What needs to be done: Search the material for the word "View" and report each line where it turns up.

Start Available records

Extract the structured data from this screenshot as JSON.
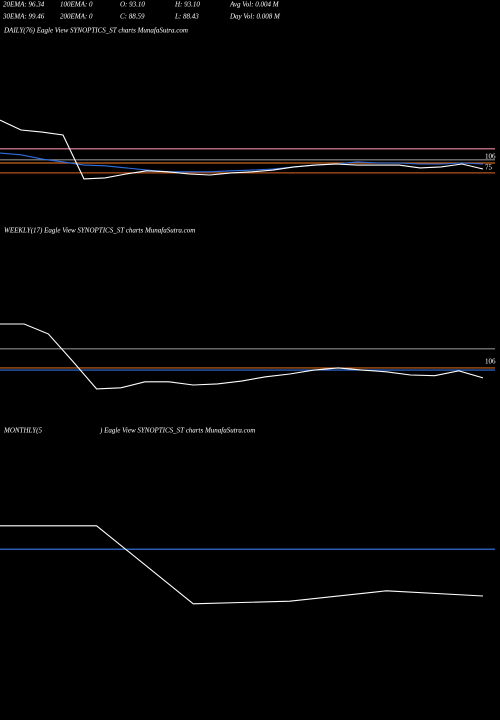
{
  "header": {
    "row1": [
      "20EMA: 96.34",
      "100EMA: 0",
      "O: 93.10",
      "H: 93.10",
      "Avg Vol: 0.004  M"
    ],
    "row2": [
      "30EMA: 99.46",
      "200EMA: 0",
      "C: 88.59",
      "L: 88.43",
      "Day Vol: 0.008 M"
    ]
  },
  "chart_data": [
    {
      "type": "line",
      "title": "DAILY(76) Eagle  View  SYNOPTICS_ST charts MunafaSutra.com",
      "ylim": [
        -86,
        436
      ],
      "yticks": [
        106,
        75
      ],
      "hlines": [
        {
          "value": 129,
          "color": "#e98aa6"
        },
        {
          "value": 98,
          "color": "#8a8a8a"
        },
        {
          "value": 89,
          "color": "#c8641e"
        },
        {
          "value": 61,
          "color": "#b3521a"
        }
      ],
      "series": [
        {
          "color": "#2f6fe0",
          "values": [
            117,
            112,
            100,
            92,
            83,
            81,
            75,
            69,
            64,
            64,
            64,
            67,
            69,
            72,
            78,
            83,
            86,
            92,
            89,
            89,
            86,
            86,
            89,
            86
          ]
        },
        {
          "color": "#ffffff",
          "values": [
            210,
            182,
            176,
            168,
            44,
            47,
            58,
            67,
            64,
            58,
            55,
            61,
            64,
            69,
            78,
            83,
            86,
            83,
            83,
            83,
            75,
            78,
            86,
            72
          ]
        }
      ]
    },
    {
      "type": "line",
      "title": "WEEKLY(17) Eagle  View  SYNOPTICS_ST charts MunafaSutra.com",
      "ylim": [
        -72,
        450
      ],
      "yticks": [
        106
      ],
      "hlines": [
        {
          "value": 143,
          "color": "#8a8a8a"
        },
        {
          "value": 89,
          "color": "#c8641e"
        },
        {
          "value": 83,
          "color": "#2f6fe0"
        }
      ],
      "series": [
        {
          "color": "#ffffff",
          "values": [
            213,
            213,
            185,
            109,
            30,
            33,
            50,
            50,
            41,
            44,
            52,
            64,
            72,
            83,
            89,
            83,
            78,
            69,
            67,
            81,
            61
          ]
        }
      ]
    },
    {
      "type": "line",
      "title": "MONTHLY(5",
      "subtitle": ") Eagle  View  SYNOPTICS_ST charts MunafaSutra.com",
      "ylim": [
        0,
        100
      ],
      "yticks": [],
      "hlines": [
        {
          "value": 58,
          "color": "#3a78f0"
        }
      ],
      "series": [
        {
          "color": "#ffffff",
          "values": [
            67,
            67,
            37,
            38,
            42,
            40
          ]
        }
      ]
    }
  ]
}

End Available records

Right answer:
      "title": "DAILY(76) Eagle  View  SYNOPTICS_ST charts MunafaSutra.com",
      "title": "WEEKLY(17) Eagle  View  SYNOPTICS_ST charts MunafaSutra.com",
      "subtitle": ") Eagle  View  SYNOPTICS_ST charts MunafaSutra.com",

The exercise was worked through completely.